Copy each line that contains the string "scale".
** Begin **
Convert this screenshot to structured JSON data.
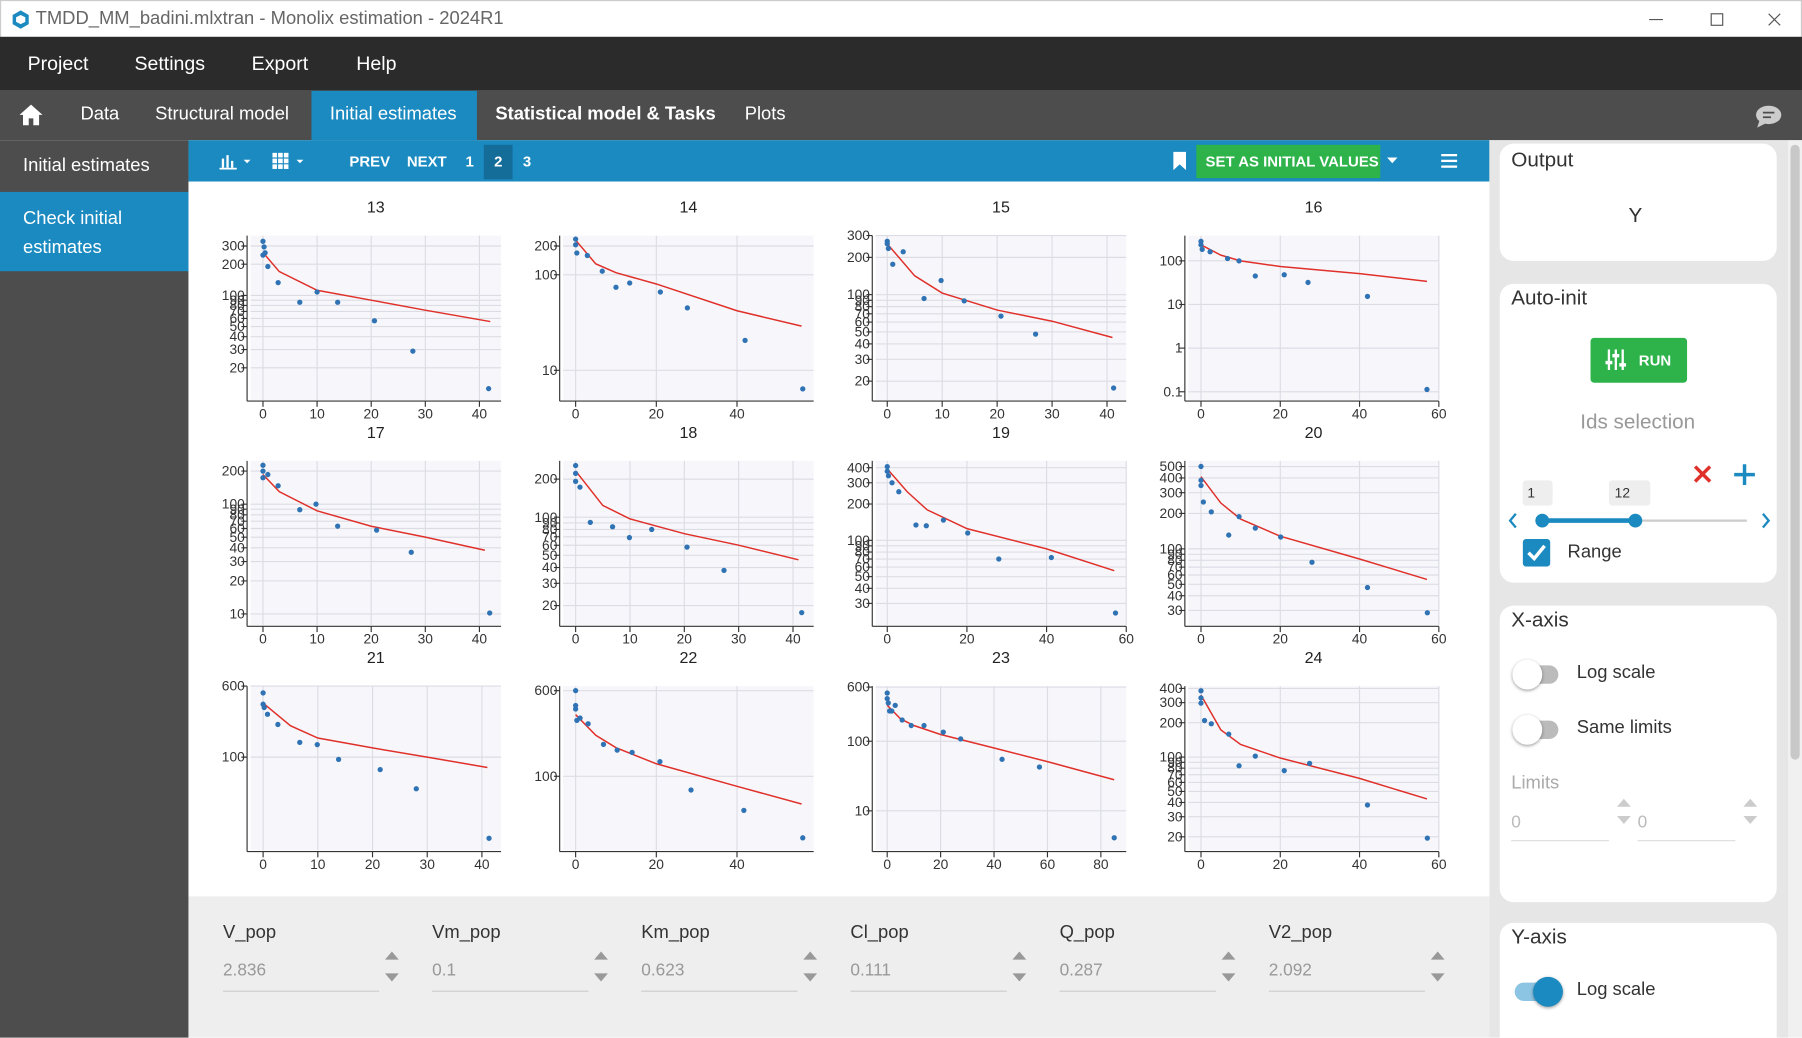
{
  "window": {
    "title": "TMDD_MM_badini.mlxtran - Monolix estimation - 2024R1"
  },
  "menu": [
    "Project",
    "Settings",
    "Export",
    "Help"
  ],
  "tabs": [
    "Data",
    "Structural model",
    "Initial estimates",
    "Statistical model & Tasks",
    "Plots"
  ],
  "sidebar": [
    "Initial estimates",
    "Check initial estimates"
  ],
  "toolbar": {
    "prev": "PREV",
    "next": "NEXT",
    "pages": [
      1,
      2,
      3
    ],
    "set_button": "SET AS INITIAL VALUES"
  },
  "chart_data": [
    {
      "type": "scatter",
      "title": "13",
      "log_y": true,
      "grid": true,
      "point_color": "#2f73b4",
      "line_color": "#e0302a",
      "xlim": [
        -2.3,
        44
      ],
      "ylim": [
        9.8,
        378
      ],
      "xticks": [
        0,
        10,
        20,
        30,
        40
      ],
      "yticks": [
        300,
        200,
        100,
        90,
        80,
        70,
        60,
        50,
        40,
        30,
        20
      ],
      "x": [
        0,
        0.2,
        0,
        0.4,
        0.9,
        2.8,
        6.8,
        10,
        13.8,
        20.6,
        27.7,
        41.7
      ],
      "values": [
        333,
        294,
        245,
        258,
        190,
        133,
        86,
        108,
        86,
        57,
        29,
        12.6
      ],
      "fit_x": [
        0,
        3,
        10,
        20,
        30,
        42
      ],
      "fit_values": [
        260,
        170,
        112,
        90,
        72,
        56
      ]
    },
    {
      "type": "scatter",
      "title": "14",
      "log_y": true,
      "grid": true,
      "point_color": "#2f73b4",
      "line_color": "#e0302a",
      "xlim": [
        -3.1,
        59
      ],
      "ylim": [
        4.9,
        257
      ],
      "xticks": [
        0,
        20,
        40
      ],
      "yticks": [
        200,
        100,
        10
      ],
      "x": [
        0,
        0,
        0.3,
        2.9,
        6.6,
        10,
        13.4,
        21,
        27.7,
        42,
        56.3
      ],
      "values": [
        236,
        206,
        169,
        159,
        109,
        74,
        82,
        66,
        45,
        20.6,
        6.4
      ],
      "fit_x": [
        0,
        5,
        10,
        20,
        40,
        56
      ],
      "fit_values": [
        230,
        130,
        105,
        80,
        42,
        29
      ]
    },
    {
      "type": "scatter",
      "title": "15",
      "log_y": true,
      "grid": true,
      "point_color": "#2f73b4",
      "line_color": "#e0302a",
      "xlim": [
        -2.1,
        43.5
      ],
      "ylim": [
        14.1,
        300
      ],
      "xticks": [
        0,
        10,
        20,
        30,
        40
      ],
      "yticks": [
        300,
        200,
        100,
        90,
        80,
        70,
        60,
        50,
        40,
        30,
        20
      ],
      "x": [
        0,
        0,
        0.2,
        1,
        2.9,
        6.7,
        9.8,
        14,
        20.7,
        27,
        41.2
      ],
      "values": [
        270,
        258,
        236,
        176,
        222,
        93,
        130,
        89,
        67,
        48,
        17.6
      ],
      "fit_x": [
        0,
        5,
        10,
        20,
        30,
        41
      ],
      "fit_values": [
        258,
        142,
        103,
        75,
        61,
        45
      ]
    },
    {
      "type": "scatter",
      "title": "16",
      "log_y": true,
      "grid": true,
      "point_color": "#2f73b4",
      "line_color": "#e0302a",
      "xlim": [
        -3.2,
        60
      ],
      "ylim": [
        0.065,
        379
      ],
      "xticks": [
        0,
        20,
        40,
        60
      ],
      "yticks": [
        100,
        10,
        1,
        0.1
      ],
      "x": [
        0,
        0,
        0.3,
        2.3,
        6.7,
        9.6,
        13.7,
        21,
        27,
        42,
        57
      ],
      "values": [
        280,
        233,
        183,
        162,
        113,
        100,
        45,
        48,
        32,
        15.3,
        0.113
      ],
      "fit_x": [
        0,
        5,
        10,
        20,
        40,
        57
      ],
      "fit_values": [
        233,
        135,
        100,
        74,
        51,
        34
      ]
    },
    {
      "type": "scatter",
      "title": "17",
      "log_y": true,
      "grid": true,
      "point_color": "#2f73b4",
      "line_color": "#e0302a",
      "xlim": [
        -2.3,
        44
      ],
      "ylim": [
        7.9,
        248
      ],
      "xticks": [
        0,
        10,
        20,
        30,
        40
      ],
      "yticks": [
        200,
        100,
        90,
        80,
        70,
        60,
        50,
        40,
        30,
        20,
        10
      ],
      "x": [
        0,
        0,
        0,
        0.9,
        2.8,
        6.8,
        9.8,
        13.8,
        21,
        27.4,
        41.9
      ],
      "values": [
        226,
        200,
        174,
        186,
        147,
        89,
        100,
        63,
        58,
        36.5,
        10.2
      ],
      "fit_x": [
        0,
        3,
        10,
        20,
        30,
        41
      ],
      "fit_values": [
        186,
        130,
        87,
        63,
        50,
        38
      ]
    },
    {
      "type": "scatter",
      "title": "18",
      "log_y": true,
      "grid": true,
      "point_color": "#2f73b4",
      "line_color": "#e0302a",
      "xlim": [
        -2.3,
        43.8
      ],
      "ylim": [
        14,
        279
      ],
      "xticks": [
        0,
        10,
        20,
        30,
        40
      ],
      "yticks": [
        200,
        100,
        90,
        80,
        70,
        60,
        50,
        40,
        30,
        20
      ],
      "x": [
        0,
        0,
        0,
        0.8,
        2.7,
        6.8,
        9.9,
        14,
        20.5,
        27.3,
        41.6
      ],
      "values": [
        256,
        222,
        192,
        173,
        91,
        84,
        69,
        80,
        58,
        38,
        17.6
      ],
      "fit_x": [
        0,
        5,
        10,
        20,
        30,
        41
      ],
      "fit_values": [
        232,
        124,
        97,
        74,
        60,
        46
      ]
    },
    {
      "type": "scatter",
      "title": "19",
      "log_y": true,
      "grid": true,
      "point_color": "#2f73b4",
      "line_color": "#e0302a",
      "xlim": [
        -2.9,
        60
      ],
      "ylim": [
        19.8,
        456
      ],
      "xticks": [
        0,
        20,
        40,
        60
      ],
      "yticks": [
        400,
        300,
        200,
        100,
        90,
        80,
        70,
        60,
        50,
        40,
        30
      ],
      "x": [
        0,
        0,
        0.3,
        1.2,
        2.9,
        7.2,
        9.8,
        14.1,
        20.2,
        28,
        41.2,
        57.3
      ],
      "values": [
        408,
        374,
        343,
        300,
        253,
        134,
        132,
        147,
        115,
        70,
        72,
        25
      ],
      "fit_x": [
        0,
        5,
        10,
        20,
        40,
        57
      ],
      "fit_values": [
        390,
        253,
        179,
        125,
        85,
        56
      ]
    },
    {
      "type": "scatter",
      "title": "20",
      "log_y": true,
      "grid": true,
      "point_color": "#2f73b4",
      "line_color": "#e0302a",
      "xlim": [
        -3.2,
        60
      ],
      "ylim": [
        22.5,
        559
      ],
      "xticks": [
        0,
        20,
        40,
        60
      ],
      "yticks": [
        500,
        400,
        300,
        200,
        100,
        90,
        80,
        70,
        60,
        50,
        40,
        30
      ],
      "x": [
        0,
        0,
        0,
        0.6,
        2.6,
        7,
        9.6,
        13.7,
        20.1,
        28,
        42,
        57.1
      ],
      "values": [
        501,
        382,
        345,
        250,
        206,
        131,
        188,
        150,
        126,
        77,
        47,
        28.7
      ],
      "fit_x": [
        0,
        5,
        10,
        20,
        40,
        57
      ],
      "fit_values": [
        410,
        245,
        179,
        128,
        82,
        55
      ]
    },
    {
      "type": "scatter",
      "title": "21",
      "log_y": true,
      "grid": true,
      "point_color": "#2f73b4",
      "line_color": "#e0302a",
      "xlim": [
        -2.3,
        43.5
      ],
      "ylim": [
        9.5,
        600
      ],
      "xticks": [
        0,
        10,
        20,
        30,
        40
      ],
      "yticks": [
        600,
        100
      ],
      "x": [
        0,
        0,
        0.2,
        0.8,
        2.7,
        6.7,
        9.9,
        13.8,
        21.4,
        28,
        41.3
      ],
      "values": [
        505,
        380,
        350,
        295,
        228,
        145,
        137,
        94.5,
        73,
        45,
        12.9
      ],
      "fit_x": [
        0,
        5,
        10,
        20,
        30,
        41
      ],
      "fit_values": [
        391,
        221,
        162,
        126,
        100,
        77
      ]
    },
    {
      "type": "scatter",
      "title": "22",
      "log_y": true,
      "grid": true,
      "point_color": "#2f73b4",
      "line_color": "#e0302a",
      "xlim": [
        -3.1,
        59
      ],
      "ylim": [
        21.2,
        660
      ],
      "xticks": [
        0,
        20,
        40
      ],
      "yticks": [
        600,
        100
      ],
      "x": [
        0,
        0,
        0,
        0.3,
        1.1,
        3.1,
        6.9,
        10.3,
        14,
        20.9,
        28.6,
        41.7,
        56.3
      ],
      "values": [
        600,
        440,
        409,
        322,
        338,
        300,
        195,
        173,
        165,
        136,
        75,
        49,
        27.6
      ],
      "fit_x": [
        0,
        5,
        10,
        20,
        40,
        56
      ],
      "fit_values": [
        363,
        236,
        182,
        130,
        81,
        56
      ]
    },
    {
      "type": "scatter",
      "title": "23",
      "log_y": true,
      "grid": true,
      "point_color": "#2f73b4",
      "line_color": "#e0302a",
      "xlim": [
        -4.3,
        89.5
      ],
      "ylim": [
        2.7,
        620
      ],
      "xticks": [
        0,
        20,
        40,
        60,
        80
      ],
      "yticks": [
        600,
        100,
        10
      ],
      "x": [
        0,
        0,
        0.4,
        0.9,
        1.7,
        3,
        5.6,
        9,
        13.8,
        21,
        27.5,
        43,
        57,
        85
      ],
      "values": [
        494,
        410,
        354,
        272,
        272,
        328,
        202,
        168,
        168,
        135,
        108,
        55,
        42.6,
        4.1
      ],
      "fit_x": [
        0,
        5,
        10,
        20,
        40,
        60,
        85
      ],
      "fit_values": [
        328,
        210,
        168,
        125,
        80,
        51,
        28
      ]
    },
    {
      "type": "scatter",
      "title": "24",
      "log_y": true,
      "grid": true,
      "point_color": "#2f73b4",
      "line_color": "#e0302a",
      "xlim": [
        -3.2,
        60
      ],
      "ylim": [
        15.2,
        419
      ],
      "xticks": [
        0,
        20,
        40,
        60
      ],
      "yticks": [
        400,
        300,
        200,
        100,
        90,
        80,
        70,
        60,
        50,
        40,
        30,
        20
      ],
      "x": [
        0,
        0,
        0,
        0.9,
        2.6,
        7,
        9.6,
        13.7,
        21,
        27.4,
        42,
        57.1
      ],
      "values": [
        381,
        330,
        297,
        209,
        196,
        159,
        84,
        102,
        76,
        88,
        38,
        19.5
      ],
      "fit_x": [
        0,
        5,
        10,
        20,
        40,
        57
      ],
      "fit_values": [
        350,
        173,
        129,
        98,
        65,
        43
      ]
    }
  ],
  "parameters": [
    {
      "name": "V_pop",
      "value": 2.836
    },
    {
      "name": "Vm_pop",
      "value": 0.1
    },
    {
      "name": "Km_pop",
      "value": 0.623
    },
    {
      "name": "Cl_pop",
      "value": 0.111
    },
    {
      "name": "Q_pop",
      "value": 0.287
    },
    {
      "name": "V2_pop",
      "value": 2.092
    }
  ],
  "right_panel": {
    "output": {
      "title": "Output",
      "value": "Y"
    },
    "auto_init": {
      "title": "Auto-init",
      "run": "RUN",
      "ids_selection": "Ids selection",
      "range_min": 1,
      "range_max": 12,
      "range_label": "Range"
    },
    "x_axis": {
      "title": "X-axis",
      "log_scale": "Log scale",
      "same_limits": "Same limits",
      "limits": "Limits",
      "limit_min": 0,
      "limit_max": 0
    },
    "y_axis": {
      "title": "Y-axis",
      "log_scale": "Log scale"
    }
  }
}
** End **
■ Result ■
      "log_scale": "Log scale",
      "log_scale": "Log scale"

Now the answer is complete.